### [WHAT IS EXPECTED]
Return the entries verbatim and drop every picture.
## BEGIN
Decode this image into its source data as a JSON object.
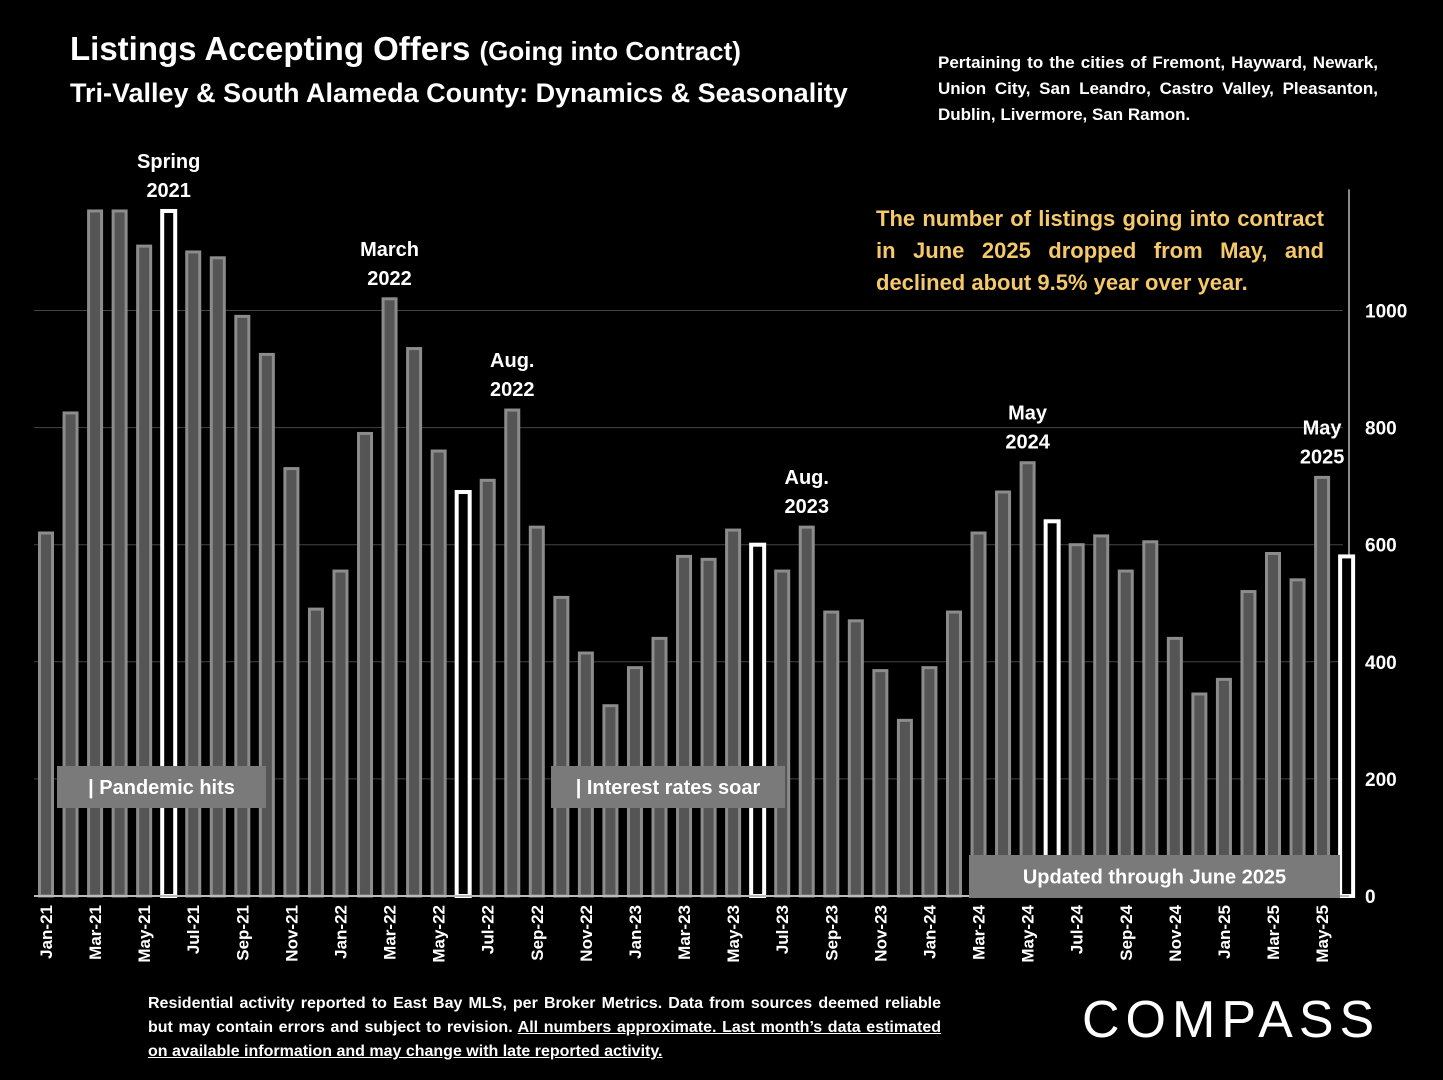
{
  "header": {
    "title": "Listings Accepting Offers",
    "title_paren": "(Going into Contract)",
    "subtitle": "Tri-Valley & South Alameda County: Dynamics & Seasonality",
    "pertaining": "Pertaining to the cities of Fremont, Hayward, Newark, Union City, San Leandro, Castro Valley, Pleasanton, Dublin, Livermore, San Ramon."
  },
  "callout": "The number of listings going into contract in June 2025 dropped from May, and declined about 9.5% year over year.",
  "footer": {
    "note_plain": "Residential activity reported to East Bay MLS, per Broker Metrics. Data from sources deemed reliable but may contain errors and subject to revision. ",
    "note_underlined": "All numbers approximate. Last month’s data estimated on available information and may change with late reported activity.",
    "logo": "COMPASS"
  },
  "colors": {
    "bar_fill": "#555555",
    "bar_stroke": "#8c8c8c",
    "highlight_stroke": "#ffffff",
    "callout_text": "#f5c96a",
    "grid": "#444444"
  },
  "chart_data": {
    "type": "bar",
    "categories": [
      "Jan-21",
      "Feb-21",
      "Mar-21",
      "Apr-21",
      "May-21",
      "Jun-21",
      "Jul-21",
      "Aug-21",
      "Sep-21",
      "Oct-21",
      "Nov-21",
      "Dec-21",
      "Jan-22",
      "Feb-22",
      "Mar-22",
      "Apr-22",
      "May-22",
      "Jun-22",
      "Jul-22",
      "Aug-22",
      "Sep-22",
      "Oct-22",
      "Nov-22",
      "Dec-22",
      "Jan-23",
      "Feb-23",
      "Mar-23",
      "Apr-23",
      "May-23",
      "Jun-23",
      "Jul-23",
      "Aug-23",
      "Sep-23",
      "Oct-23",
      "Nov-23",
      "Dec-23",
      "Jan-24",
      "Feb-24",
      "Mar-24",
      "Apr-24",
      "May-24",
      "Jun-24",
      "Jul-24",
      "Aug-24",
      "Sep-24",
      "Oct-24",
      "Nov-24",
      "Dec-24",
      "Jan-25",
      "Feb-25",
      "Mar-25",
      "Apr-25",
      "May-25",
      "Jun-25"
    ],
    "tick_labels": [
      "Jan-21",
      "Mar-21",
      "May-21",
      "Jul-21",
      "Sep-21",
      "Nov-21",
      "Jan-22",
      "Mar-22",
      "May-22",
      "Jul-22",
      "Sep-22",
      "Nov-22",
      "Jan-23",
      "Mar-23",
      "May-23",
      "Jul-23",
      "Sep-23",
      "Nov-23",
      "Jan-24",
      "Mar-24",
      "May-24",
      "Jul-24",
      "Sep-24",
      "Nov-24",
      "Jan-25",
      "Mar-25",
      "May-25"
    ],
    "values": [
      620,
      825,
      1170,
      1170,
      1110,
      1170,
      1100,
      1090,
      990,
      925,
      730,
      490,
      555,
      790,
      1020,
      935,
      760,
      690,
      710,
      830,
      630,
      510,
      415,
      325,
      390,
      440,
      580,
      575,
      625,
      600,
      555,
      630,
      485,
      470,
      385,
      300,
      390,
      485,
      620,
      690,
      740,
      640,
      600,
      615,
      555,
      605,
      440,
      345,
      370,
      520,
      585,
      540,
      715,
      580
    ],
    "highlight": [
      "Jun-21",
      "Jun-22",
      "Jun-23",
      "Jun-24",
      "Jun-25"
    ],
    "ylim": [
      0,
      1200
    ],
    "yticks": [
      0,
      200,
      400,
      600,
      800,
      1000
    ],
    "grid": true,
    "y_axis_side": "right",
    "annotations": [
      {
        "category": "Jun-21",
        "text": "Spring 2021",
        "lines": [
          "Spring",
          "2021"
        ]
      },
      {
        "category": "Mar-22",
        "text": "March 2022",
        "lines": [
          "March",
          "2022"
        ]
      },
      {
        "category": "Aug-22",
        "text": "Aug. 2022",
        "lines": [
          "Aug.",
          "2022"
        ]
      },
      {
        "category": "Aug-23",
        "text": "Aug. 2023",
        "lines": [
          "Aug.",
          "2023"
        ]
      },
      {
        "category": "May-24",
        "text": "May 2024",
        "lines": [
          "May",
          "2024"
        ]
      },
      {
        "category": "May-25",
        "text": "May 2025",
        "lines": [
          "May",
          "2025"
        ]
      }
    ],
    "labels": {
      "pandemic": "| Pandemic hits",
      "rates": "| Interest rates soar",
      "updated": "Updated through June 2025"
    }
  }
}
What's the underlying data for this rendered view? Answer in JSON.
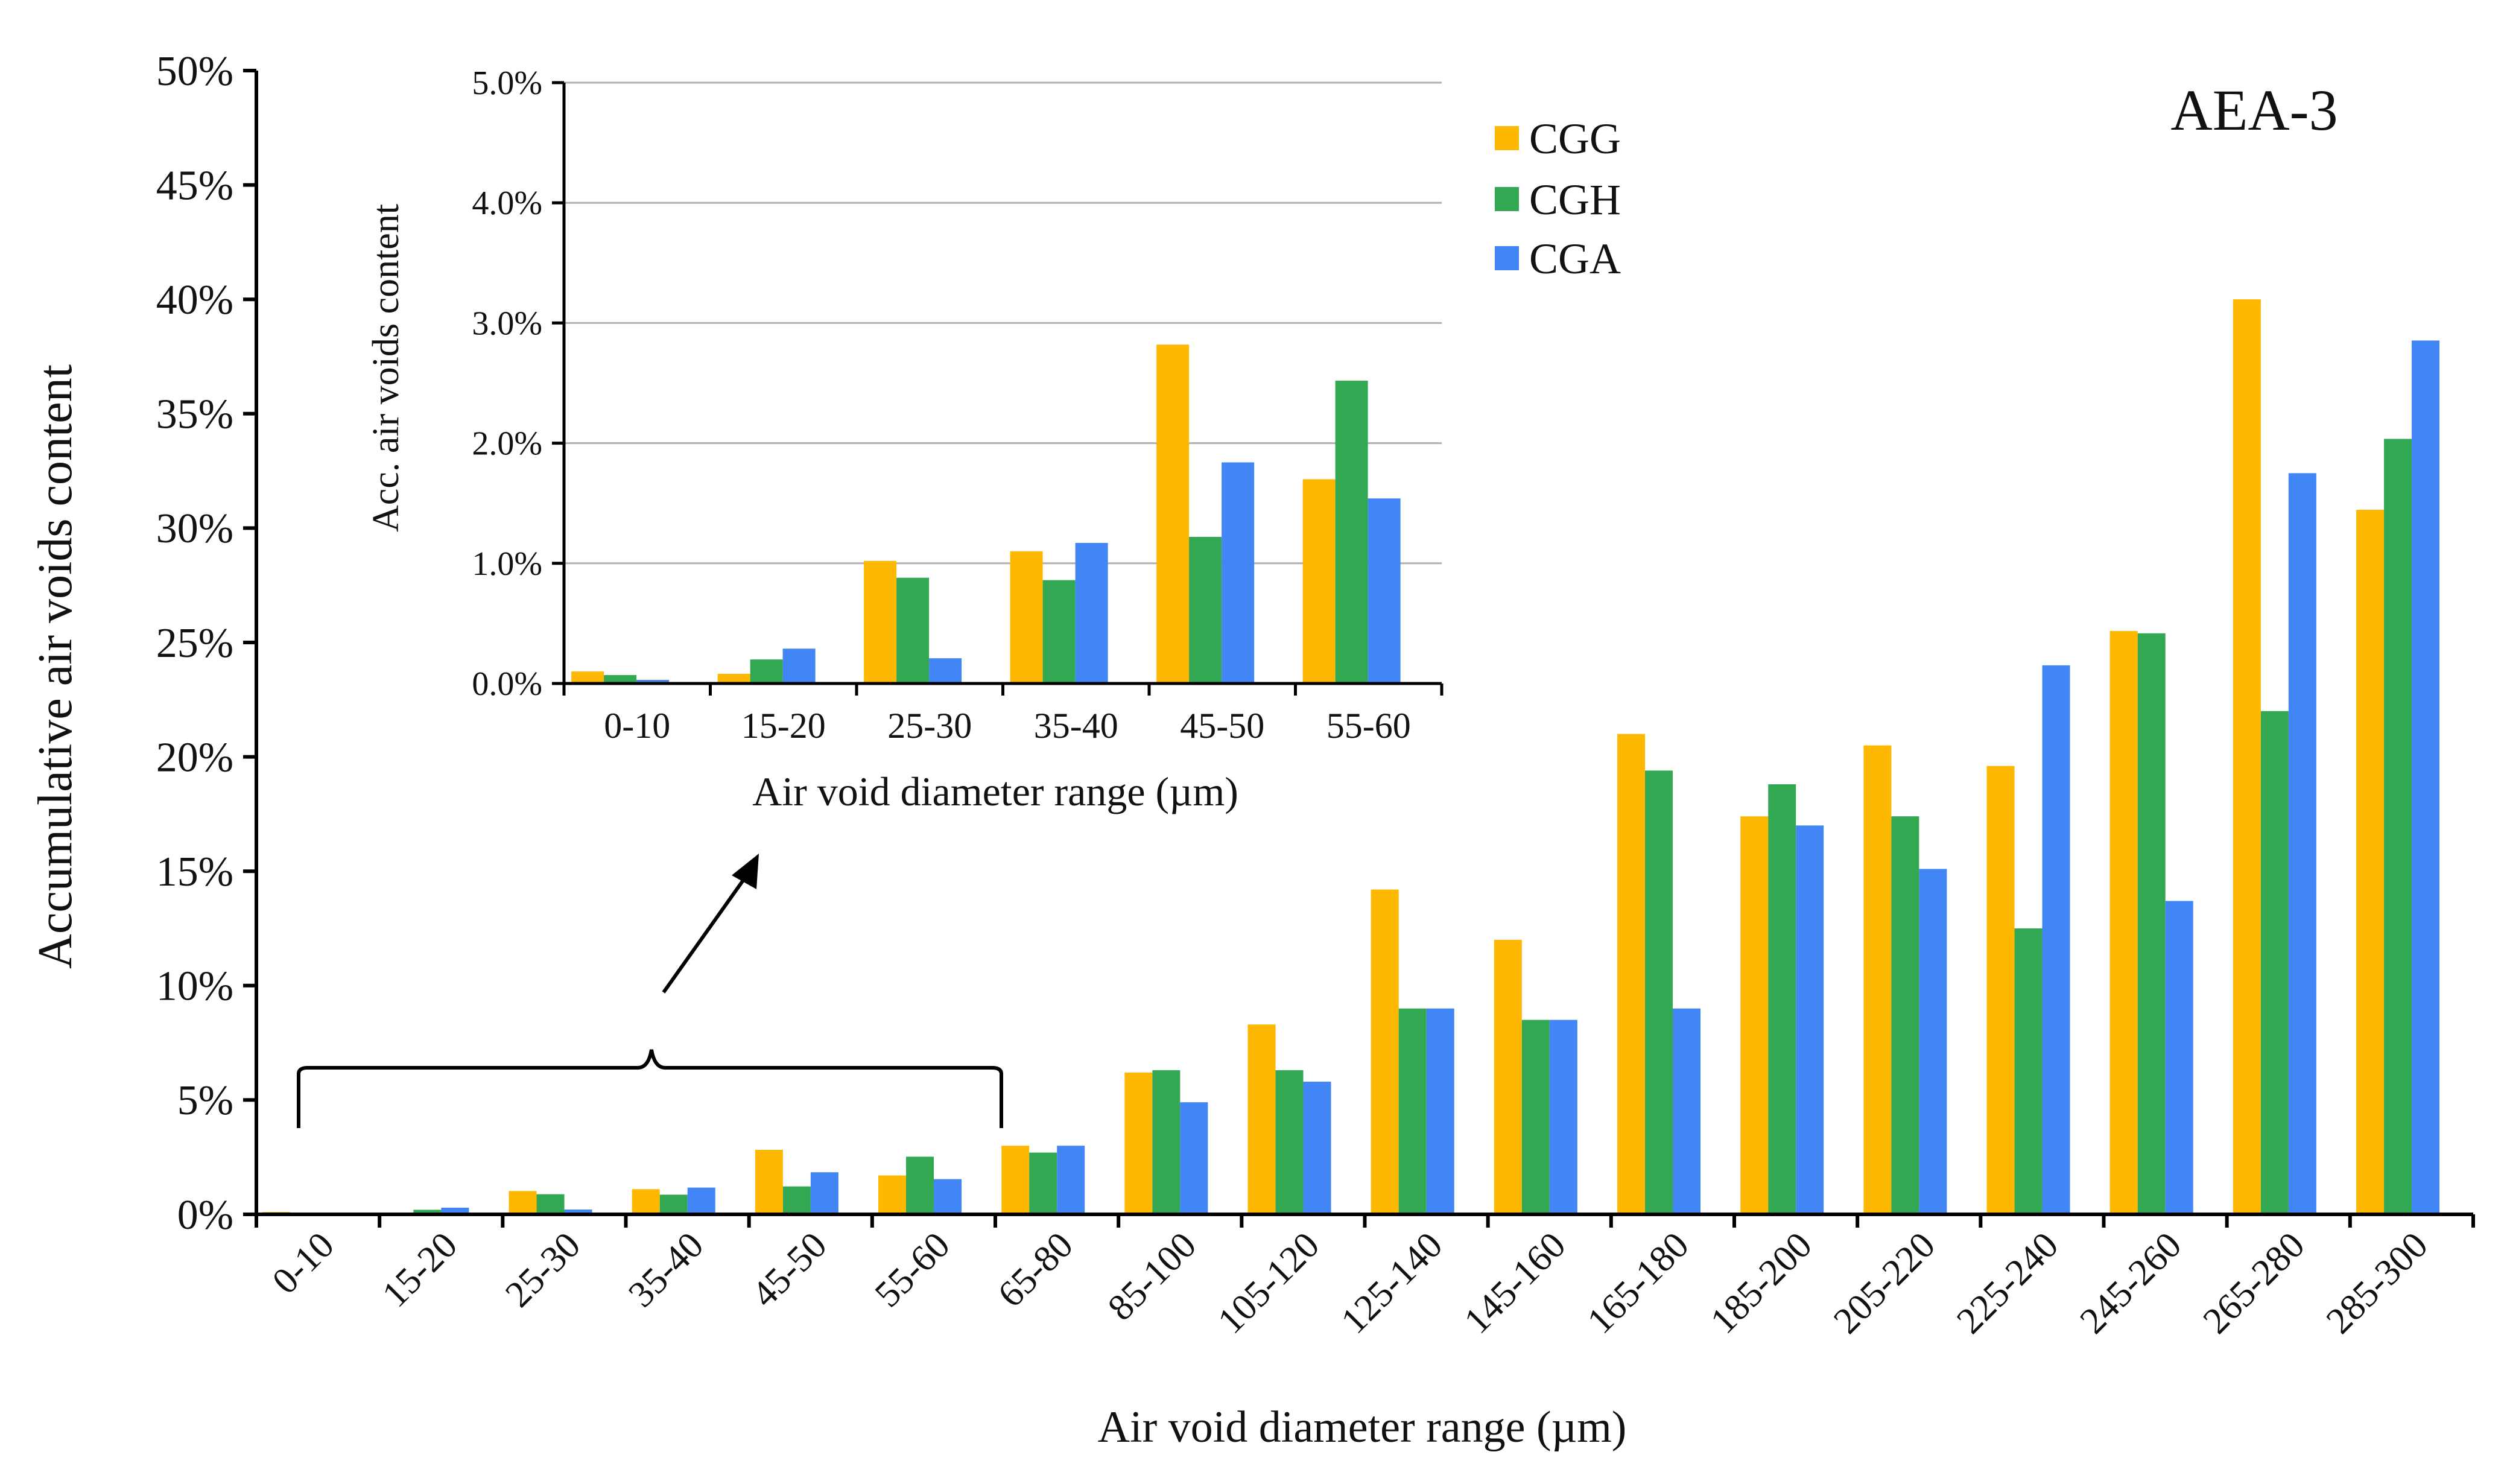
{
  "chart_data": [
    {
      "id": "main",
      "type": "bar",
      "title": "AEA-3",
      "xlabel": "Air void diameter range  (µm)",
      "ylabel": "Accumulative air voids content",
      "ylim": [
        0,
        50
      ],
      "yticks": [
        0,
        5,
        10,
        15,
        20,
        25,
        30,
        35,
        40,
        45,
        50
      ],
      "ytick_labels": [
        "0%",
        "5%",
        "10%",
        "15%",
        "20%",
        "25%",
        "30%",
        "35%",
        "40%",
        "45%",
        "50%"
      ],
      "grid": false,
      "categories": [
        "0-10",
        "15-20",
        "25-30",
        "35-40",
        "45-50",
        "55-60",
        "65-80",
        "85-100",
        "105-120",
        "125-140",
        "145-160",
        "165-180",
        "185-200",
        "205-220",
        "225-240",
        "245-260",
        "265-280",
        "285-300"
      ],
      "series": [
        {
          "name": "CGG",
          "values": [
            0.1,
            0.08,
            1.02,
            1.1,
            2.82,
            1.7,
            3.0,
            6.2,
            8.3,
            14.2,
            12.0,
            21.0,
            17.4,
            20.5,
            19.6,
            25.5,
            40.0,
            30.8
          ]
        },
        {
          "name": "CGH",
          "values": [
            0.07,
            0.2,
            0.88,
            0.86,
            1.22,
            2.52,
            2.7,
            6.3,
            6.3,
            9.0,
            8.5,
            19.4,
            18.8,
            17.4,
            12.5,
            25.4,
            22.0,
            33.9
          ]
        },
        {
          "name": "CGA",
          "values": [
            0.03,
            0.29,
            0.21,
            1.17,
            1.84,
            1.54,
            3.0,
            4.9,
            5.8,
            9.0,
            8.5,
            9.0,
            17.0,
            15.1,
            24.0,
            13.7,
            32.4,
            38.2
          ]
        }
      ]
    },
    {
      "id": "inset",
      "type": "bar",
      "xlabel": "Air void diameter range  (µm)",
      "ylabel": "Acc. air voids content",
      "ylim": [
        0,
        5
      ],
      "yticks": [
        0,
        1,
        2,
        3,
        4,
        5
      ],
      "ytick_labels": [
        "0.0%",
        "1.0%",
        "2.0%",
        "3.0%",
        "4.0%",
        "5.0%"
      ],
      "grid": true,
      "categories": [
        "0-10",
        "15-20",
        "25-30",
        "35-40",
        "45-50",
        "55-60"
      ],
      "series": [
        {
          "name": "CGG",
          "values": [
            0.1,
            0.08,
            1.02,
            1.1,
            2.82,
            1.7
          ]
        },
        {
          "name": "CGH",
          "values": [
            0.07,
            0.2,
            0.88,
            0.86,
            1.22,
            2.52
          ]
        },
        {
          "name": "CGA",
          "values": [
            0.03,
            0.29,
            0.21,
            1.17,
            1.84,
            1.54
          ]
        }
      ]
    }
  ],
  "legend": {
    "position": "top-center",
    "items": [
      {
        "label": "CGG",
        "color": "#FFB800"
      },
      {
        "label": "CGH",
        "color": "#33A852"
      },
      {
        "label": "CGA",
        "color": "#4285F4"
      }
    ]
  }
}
## END
### [EXERCISE ANSWER]
Decode this image into its source data as a JSON object.
{
  "header": {
    "title": "Listings Accepting Offers",
    "title_paren": "(Going into Contract)",
    "subtitle": "Tri-Valley & South Alameda County: Dynamics & Seasonality",
    "pertaining": "Pertaining to the cities of Fremont, Hayward, Newark, Union City, San Leandro, Castro Valley, Pleasanton, Dublin, Livermore, San Ramon."
  },
  "callout": "The number of listings going into contract in June 2025 dropped from May, and declined about 9.5% year over year.",
  "footer": {
    "note_plain": "Residential activity reported to East Bay MLS, per Broker Metrics. Data from sources deemed reliable but may contain errors and subject to revision. ",
    "note_underlined": "All numbers approximate. Last month’s data estimated on available information and may change with late reported activity.",
    "logo": "COMPASS"
  },
  "colors": {
    "bar_fill": "#555555",
    "bar_stroke": "#8c8c8c",
    "highlight_stroke": "#ffffff",
    "callout_text": "#f5c96a",
    "grid": "#444444"
  },
  "chart_data": {
    "type": "bar",
    "categories": [
      "Jan-21",
      "Feb-21",
      "Mar-21",
      "Apr-21",
      "May-21",
      "Jun-21",
      "Jul-21",
      "Aug-21",
      "Sep-21",
      "Oct-21",
      "Nov-21",
      "Dec-21",
      "Jan-22",
      "Feb-22",
      "Mar-22",
      "Apr-22",
      "May-22",
      "Jun-22",
      "Jul-22",
      "Aug-22",
      "Sep-22",
      "Oct-22",
      "Nov-22",
      "Dec-22",
      "Jan-23",
      "Feb-23",
      "Mar-23",
      "Apr-23",
      "May-23",
      "Jun-23",
      "Jul-23",
      "Aug-23",
      "Sep-23",
      "Oct-23",
      "Nov-23",
      "Dec-23",
      "Jan-24",
      "Feb-24",
      "Mar-24",
      "Apr-24",
      "May-24",
      "Jun-24",
      "Jul-24",
      "Aug-24",
      "Sep-24",
      "Oct-24",
      "Nov-24",
      "Dec-24",
      "Jan-25",
      "Feb-25",
      "Mar-25",
      "Apr-25",
      "May-25",
      "Jun-25"
    ],
    "tick_labels": [
      "Jan-21",
      "Mar-21",
      "May-21",
      "Jul-21",
      "Sep-21",
      "Nov-21",
      "Jan-22",
      "Mar-22",
      "May-22",
      "Jul-22",
      "Sep-22",
      "Nov-22",
      "Jan-23",
      "Mar-23",
      "May-23",
      "Jul-23",
      "Sep-23",
      "Nov-23",
      "Jan-24",
      "Mar-24",
      "May-24",
      "Jul-24",
      "Sep-24",
      "Nov-24",
      "Jan-25",
      "Mar-25",
      "May-25"
    ],
    "values": [
      620,
      825,
      1170,
      1170,
      1110,
      1170,
      1100,
      1090,
      990,
      925,
      730,
      490,
      555,
      790,
      1020,
      935,
      760,
      690,
      710,
      830,
      630,
      510,
      415,
      325,
      390,
      440,
      580,
      575,
      625,
      600,
      555,
      630,
      485,
      470,
      385,
      300,
      390,
      485,
      620,
      690,
      740,
      640,
      600,
      615,
      555,
      605,
      440,
      345,
      370,
      520,
      585,
      540,
      715,
      580
    ],
    "highlight": [
      "Jun-21",
      "Jun-22",
      "Jun-23",
      "Jun-24",
      "Jun-25"
    ],
    "ylim": [
      0,
      1200
    ],
    "yticks": [
      0,
      200,
      400,
      600,
      800,
      1000
    ],
    "grid": true,
    "y_axis_side": "right",
    "annotations": [
      {
        "category": "Jun-21",
        "text": "Spring 2021",
        "lines": [
          "Spring",
          "2021"
        ]
      },
      {
        "category": "Mar-22",
        "text": "March 2022",
        "lines": [
          "March",
          "2022"
        ]
      },
      {
        "category": "Aug-22",
        "text": "Aug. 2022",
        "lines": [
          "Aug.",
          "2022"
        ]
      },
      {
        "category": "Aug-23",
        "text": "Aug. 2023",
        "lines": [
          "Aug.",
          "2023"
        ]
      },
      {
        "category": "May-24",
        "text": "May 2024",
        "lines": [
          "May",
          "2024"
        ]
      },
      {
        "category": "May-25",
        "text": "May 2025",
        "lines": [
          "May",
          "2025"
        ]
      }
    ],
    "labels": {
      "pandemic": "| Pandemic hits",
      "rates": "| Interest rates soar",
      "updated": "Updated through June 2025"
    }
  }
}
What's the underlying data for this rendered view? Answer in JSON.
{
  "chart_data": [
    {
      "id": "main",
      "type": "bar",
      "title": "AEA-3",
      "xlabel": "Air void diameter range  (µm)",
      "ylabel": "Accumulative air voids content",
      "ylim": [
        0,
        50
      ],
      "yticks": [
        0,
        5,
        10,
        15,
        20,
        25,
        30,
        35,
        40,
        45,
        50
      ],
      "ytick_labels": [
        "0%",
        "5%",
        "10%",
        "15%",
        "20%",
        "25%",
        "30%",
        "35%",
        "40%",
        "45%",
        "50%"
      ],
      "grid": false,
      "categories": [
        "0-10",
        "15-20",
        "25-30",
        "35-40",
        "45-50",
        "55-60",
        "65-80",
        "85-100",
        "105-120",
        "125-140",
        "145-160",
        "165-180",
        "185-200",
        "205-220",
        "225-240",
        "245-260",
        "265-280",
        "285-300"
      ],
      "series": [
        {
          "name": "CGG",
          "values": [
            0.1,
            0.08,
            1.02,
            1.1,
            2.82,
            1.7,
            3.0,
            6.2,
            8.3,
            14.2,
            12.0,
            21.0,
            17.4,
            20.5,
            19.6,
            25.5,
            40.0,
            30.8
          ]
        },
        {
          "name": "CGH",
          "values": [
            0.07,
            0.2,
            0.88,
            0.86,
            1.22,
            2.52,
            2.7,
            6.3,
            6.3,
            9.0,
            8.5,
            19.4,
            18.8,
            17.4,
            12.5,
            25.4,
            22.0,
            33.9
          ]
        },
        {
          "name": "CGA",
          "values": [
            0.03,
            0.29,
            0.21,
            1.17,
            1.84,
            1.54,
            3.0,
            4.9,
            5.8,
            9.0,
            8.5,
            9.0,
            17.0,
            15.1,
            24.0,
            13.7,
            32.4,
            38.2
          ]
        }
      ]
    },
    {
      "id": "inset",
      "type": "bar",
      "xlabel": "Air void diameter range  (µm)",
      "ylabel": "Acc. air voids content",
      "ylim": [
        0,
        5
      ],
      "yticks": [
        0,
        1,
        2,
        3,
        4,
        5
      ],
      "ytick_labels": [
        "0.0%",
        "1.0%",
        "2.0%",
        "3.0%",
        "4.0%",
        "5.0%"
      ],
      "grid": true,
      "categories": [
        "0-10",
        "15-20",
        "25-30",
        "35-40",
        "45-50",
        "55-60"
      ],
      "series": [
        {
          "name": "CGG",
          "values": [
            0.1,
            0.08,
            1.02,
            1.1,
            2.82,
            1.7
          ]
        },
        {
          "name": "CGH",
          "values": [
            0.07,
            0.2,
            0.88,
            0.86,
            1.22,
            2.52
          ]
        },
        {
          "name": "CGA",
          "values": [
            0.03,
            0.29,
            0.21,
            1.17,
            1.84,
            1.54
          ]
        }
      ]
    }
  ],
  "legend": {
    "position": "top-center",
    "items": [
      {
        "label": "CGG",
        "color": "#FFB800"
      },
      {
        "label": "CGH",
        "color": "#33A852"
      },
      {
        "label": "CGA",
        "color": "#4285F4"
      }
    ]
  }
}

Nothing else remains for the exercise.